Repeat, word for word, the stretch of the records below from the line containing "panel-b-y-tick-label: 20 —" through the line containing "panel-a-y-tick-label: -0.2 —", and nothing else.

|---|

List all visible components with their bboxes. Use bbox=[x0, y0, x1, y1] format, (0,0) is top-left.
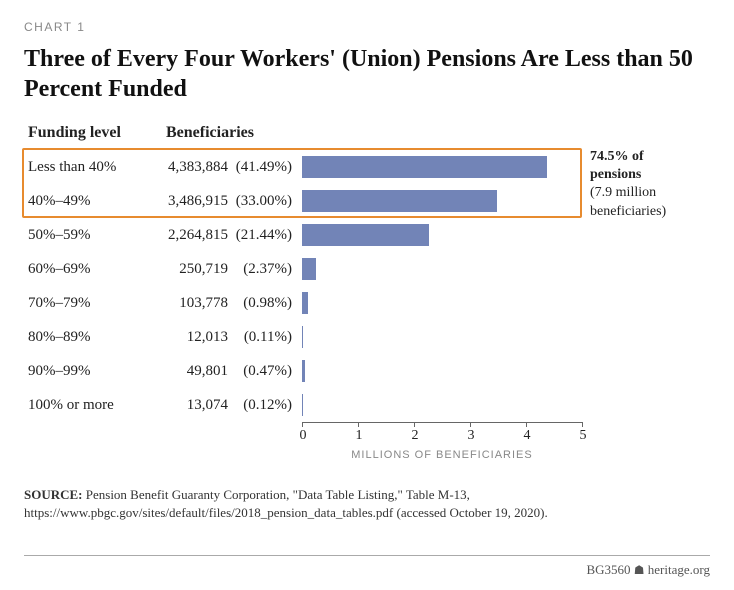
row-category: 40%–49% bbox=[28, 193, 146, 210]
x-axis-tick: 1 bbox=[358, 422, 359, 427]
heritage-bell-icon: ☗ bbox=[634, 563, 645, 577]
bar-zone bbox=[302, 354, 582, 388]
bar bbox=[302, 394, 303, 416]
chart-title: Three of Every Four Workers' (Union) Pen… bbox=[24, 44, 710, 104]
row-count: 12,013 bbox=[146, 329, 228, 346]
table-row: 60%–69%250,719(2.37%) bbox=[28, 252, 710, 286]
row-category: 90%–99% bbox=[28, 363, 146, 380]
chart-number-label: CHART 1 bbox=[24, 20, 710, 34]
bar-zone bbox=[302, 218, 582, 252]
table-row: 50%–59%2,264,815(21.44%) bbox=[28, 218, 710, 252]
tick-label: 1 bbox=[352, 428, 366, 444]
x-axis-tick: 0 bbox=[302, 422, 303, 427]
row-percent: (41.49%) bbox=[228, 159, 298, 176]
row-count: 4,383,884 bbox=[146, 159, 228, 176]
bar bbox=[302, 292, 308, 314]
bar bbox=[302, 258, 316, 280]
row-category: 80%–89% bbox=[28, 329, 146, 346]
row-category: Less than 40% bbox=[28, 159, 146, 176]
x-axis-tick: 4 bbox=[526, 422, 527, 427]
table-row: 100% or more13,074(0.12%) bbox=[28, 388, 710, 422]
annotation-bold-line2: pensions bbox=[590, 167, 641, 182]
bar-zone bbox=[302, 320, 582, 354]
row-count: 2,264,815 bbox=[146, 227, 228, 244]
annotation-bold-line1: 74.5% of bbox=[590, 149, 644, 164]
footer-doc-id: BG3560 bbox=[586, 562, 630, 577]
row-percent: (0.98%) bbox=[228, 295, 298, 312]
bar-zone bbox=[302, 286, 582, 320]
bar bbox=[302, 190, 497, 212]
bar bbox=[302, 156, 547, 178]
table-row: 70%–79%103,778(0.98%) bbox=[28, 286, 710, 320]
row-count: 250,719 bbox=[146, 261, 228, 278]
x-axis: MILLIONS OF BENEFICIARIES 0 1 2 3 4 5 bbox=[302, 422, 582, 462]
bar-zone bbox=[302, 388, 582, 422]
x-axis-tick: 2 bbox=[414, 422, 415, 427]
row-category: 70%–79% bbox=[28, 295, 146, 312]
row-category: 50%–59% bbox=[28, 227, 146, 244]
tick-label: 0 bbox=[296, 428, 310, 444]
row-percent: (21.44%) bbox=[228, 227, 298, 244]
row-count: 3,486,915 bbox=[146, 193, 228, 210]
tick-label: 4 bbox=[520, 428, 534, 444]
x-axis-tick: 5 bbox=[582, 422, 583, 427]
footer: BG3560 ☗ heritage.org bbox=[24, 555, 710, 578]
tick-label: 3 bbox=[464, 428, 478, 444]
table-row: 90%–99%49,801(0.47%) bbox=[28, 354, 710, 388]
row-percent: (0.11%) bbox=[228, 329, 298, 346]
column-headers: Funding level Beneficiaries bbox=[28, 124, 710, 142]
bar bbox=[302, 224, 429, 246]
bar-zone bbox=[302, 252, 582, 286]
source-text: Pension Benefit Guaranty Corporation, "D… bbox=[24, 487, 548, 520]
row-count: 13,074 bbox=[146, 397, 228, 414]
row-count: 49,801 bbox=[146, 363, 228, 380]
bar bbox=[302, 360, 305, 382]
bar-zone bbox=[302, 184, 582, 218]
row-percent: (0.12%) bbox=[228, 397, 298, 414]
row-category: 60%–69% bbox=[28, 261, 146, 278]
source-label: SOURCE: bbox=[24, 487, 83, 502]
source-citation: SOURCE: Pension Benefit Guaranty Corpora… bbox=[24, 486, 710, 522]
row-category: 100% or more bbox=[28, 397, 146, 414]
header-funding-level: Funding level bbox=[28, 124, 146, 142]
annotation-detail: (7.9 million beneficiaries) bbox=[590, 185, 666, 218]
header-beneficiaries: Beneficiaries bbox=[146, 124, 296, 142]
row-percent: (33.00%) bbox=[228, 193, 298, 210]
highlight-annotation: 74.5% of pensions (7.9 million beneficia… bbox=[590, 148, 700, 221]
x-axis-tick: 3 bbox=[470, 422, 471, 427]
row-count: 103,778 bbox=[146, 295, 228, 312]
row-percent: (0.47%) bbox=[228, 363, 298, 380]
data-rows: 74.5% of pensions (7.9 million beneficia… bbox=[28, 150, 710, 422]
chart-area: Funding level Beneficiaries 74.5% of pen… bbox=[28, 124, 710, 462]
x-axis-title: MILLIONS OF BENEFICIARIES bbox=[302, 449, 582, 461]
table-row: 80%–89%12,013(0.11%) bbox=[28, 320, 710, 354]
row-percent: (2.37%) bbox=[228, 261, 298, 278]
tick-label: 5 bbox=[576, 428, 590, 444]
bar-zone bbox=[302, 150, 582, 184]
bar bbox=[302, 326, 303, 348]
tick-label: 2 bbox=[408, 428, 422, 444]
footer-site: heritage.org bbox=[648, 562, 710, 577]
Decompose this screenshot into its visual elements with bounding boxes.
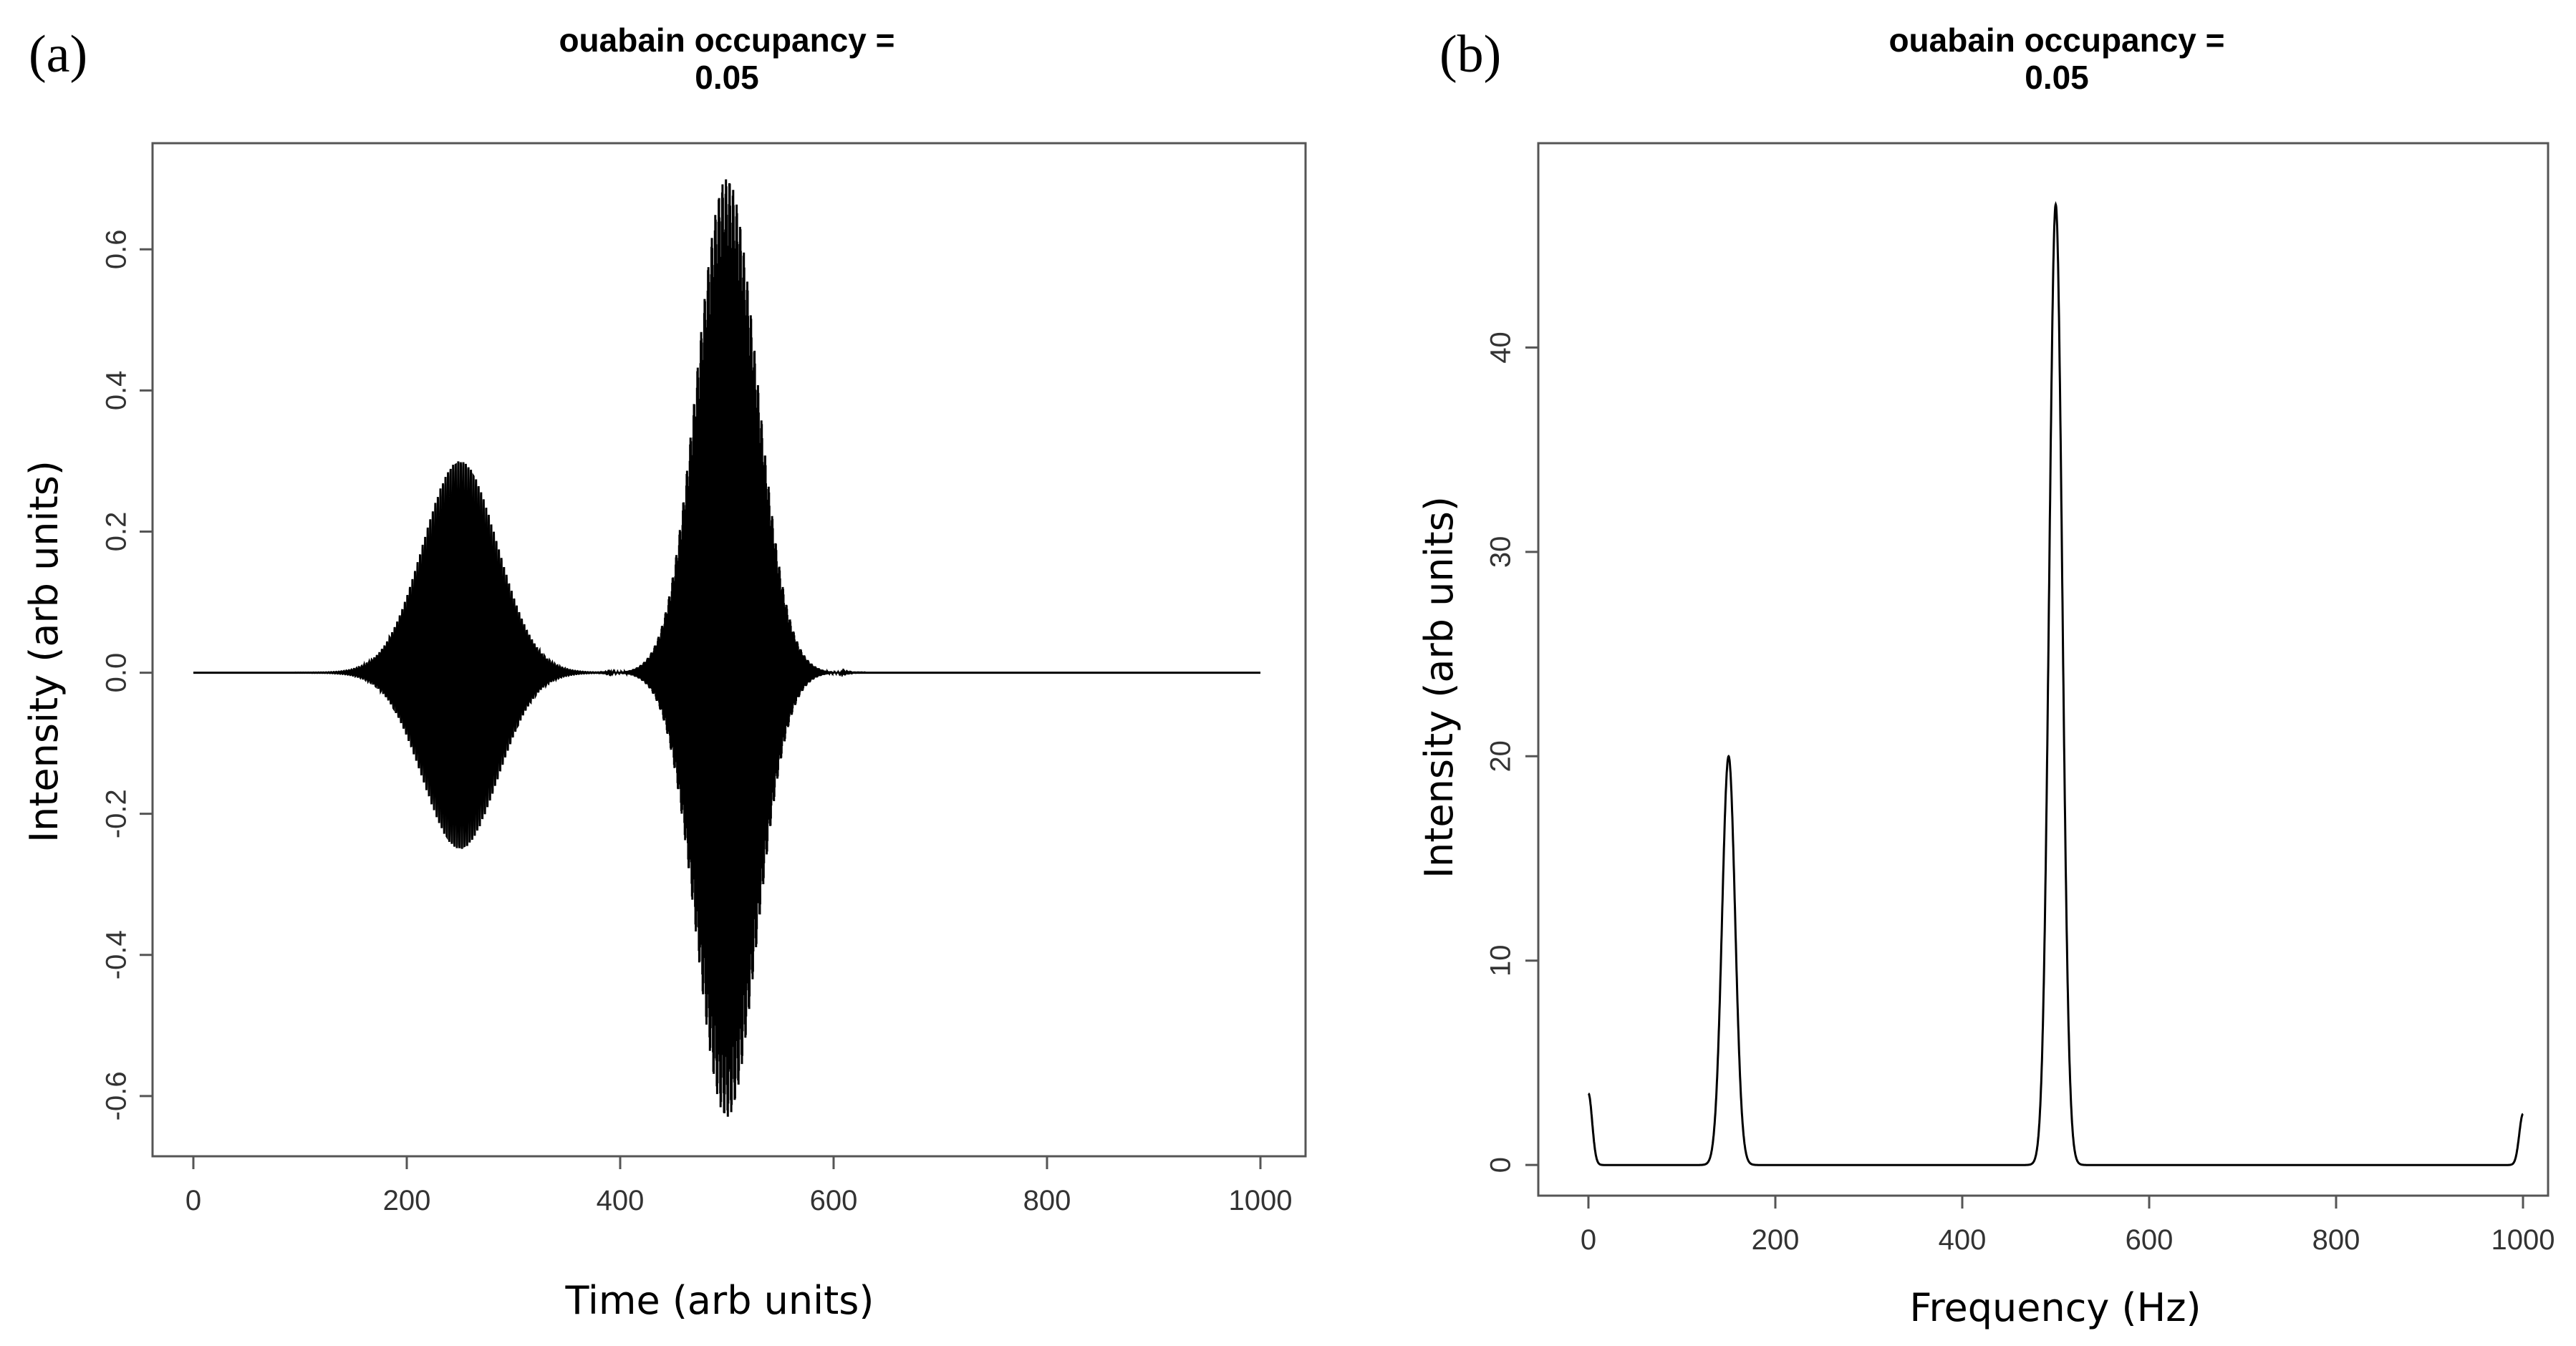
panel-b-y-tick-label: 20 — [1485, 740, 1517, 773]
panel-a-title: ouabain occupancy = — [559, 21, 894, 59]
panel-b-y-tick-label: 40 — [1485, 331, 1517, 364]
panel-a-x-tick-label: 600 — [810, 1185, 858, 1216]
panel-a-subtitle: 0.05 — [695, 59, 759, 96]
panel-b-y-axis-label: Intensity (arb units) — [1417, 496, 1462, 878]
panel-a-label: (a) — [29, 25, 87, 84]
panel-a-y-axis-label: Intensity (arb units) — [21, 460, 67, 843]
panel-b-y-tick-label: 0 — [1485, 1157, 1517, 1173]
panel-a-y-tick-label: 0.0 — [101, 653, 132, 693]
panel-a: (a) ouabain occupancy = 0.05 0 200 400 600 8… — [21, 21, 1307, 1323]
panel-b-y-tick-label: 30 — [1485, 536, 1517, 568]
panel-b-x-tick-label: 800 — [2312, 1224, 2360, 1256]
panel-a-x-tick-label: 800 — [1023, 1185, 1071, 1216]
panel-a-x-axis-label: Time (arb units) — [565, 1278, 874, 1323]
panel-b: (b) ouabain occupancy = 0.05 0 200 400 600 8… — [1417, 21, 2555, 1330]
panel-a-plot-frame — [151, 142, 1307, 1158]
panel-a-y-tick-label: -0.2 — [101, 789, 132, 838]
panel-b-y-axis: 0 10 20 30 40 — [1485, 331, 1538, 1173]
panel-a-y-tick-label: -0.6 — [101, 1071, 132, 1120]
panel-b-x-axis-label: Frequency (Hz) — [1909, 1285, 2201, 1330]
panel-b-plot-frame — [1537, 142, 2550, 1197]
panel-b-subtitle: 0.05 — [2025, 59, 2089, 96]
panel-b-label: (b) — [1439, 25, 1501, 84]
panel-a-x-tick-label: 0 — [185, 1185, 201, 1216]
panel-b-x-axis: 0 200 400 600 800 1000 — [1581, 1196, 2555, 1256]
panel-b-x-tick-label: 1000 — [2491, 1224, 2555, 1256]
panel-b-x-tick-label: 0 — [1581, 1224, 1596, 1256]
panel-b-x-tick-label: 600 — [2126, 1224, 2174, 1256]
panel-a-x-axis: 0 200 400 600 800 1000 — [185, 1156, 1293, 1216]
panel-a-x-tick-label: 400 — [597, 1185, 645, 1216]
panel-a-y-tick-label: 0.6 — [101, 229, 132, 269]
panel-a-y-axis: -0.6 -0.4 -0.2 0.0 0.2 0.4 0.6 — [101, 229, 153, 1120]
panel-a-y-tick-label: 0.4 — [101, 371, 132, 411]
panel-b-title: ouabain occupancy = — [1888, 21, 2224, 59]
panel-b-y-tick-label: 10 — [1485, 944, 1517, 977]
panel-b-x-tick-label: 200 — [1752, 1224, 1800, 1256]
panel-a-y-tick-label: -0.4 — [101, 930, 132, 979]
panel-b-spectrum-line — [1588, 200, 2524, 1166]
panel-a-y-tick-label: 0.2 — [101, 512, 132, 552]
panel-a-x-tick-label: 200 — [383, 1185, 431, 1216]
panel-a-signal-line — [193, 179, 1260, 1117]
panel-a-x-tick-label: 1000 — [1229, 1185, 1293, 1216]
panel-b-x-tick-label: 400 — [1939, 1224, 1987, 1256]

|---|

SOLVED PROBLEM -
panel-b-y-tick-label: 20 — [1485, 740, 1517, 773]
panel-a-title: ouabain occupancy = — [559, 21, 894, 59]
panel-b-y-tick-label: 40 — [1485, 331, 1517, 364]
panel-a-x-tick-label: 600 — [810, 1185, 858, 1216]
panel-a-subtitle: 0.05 — [695, 59, 759, 96]
panel-b-y-axis-label: Intensity (arb units) — [1417, 496, 1462, 878]
panel-a-label: (a) — [29, 25, 87, 84]
panel-a-y-axis-label: Intensity (arb units) — [21, 460, 67, 843]
panel-b-y-tick-label: 0 — [1485, 1157, 1517, 1173]
panel-a-y-tick-label: 0.0 — [101, 653, 132, 693]
panel-a: (a) ouabain occupancy = 0.05 0 200 400 600 8… — [21, 21, 1307, 1323]
panel-b-y-tick-label: 30 — [1485, 536, 1517, 568]
panel-b-x-tick-label: 800 — [2312, 1224, 2360, 1256]
panel-a-x-tick-label: 800 — [1023, 1185, 1071, 1216]
panel-a-x-axis-label: Time (arb units) — [565, 1278, 874, 1323]
panel-b: (b) ouabain occupancy = 0.05 0 200 400 600 8… — [1417, 21, 2555, 1330]
panel-a-plot-frame — [151, 142, 1307, 1158]
panel-a-y-tick-label: -0.2 — [101, 789, 132, 838]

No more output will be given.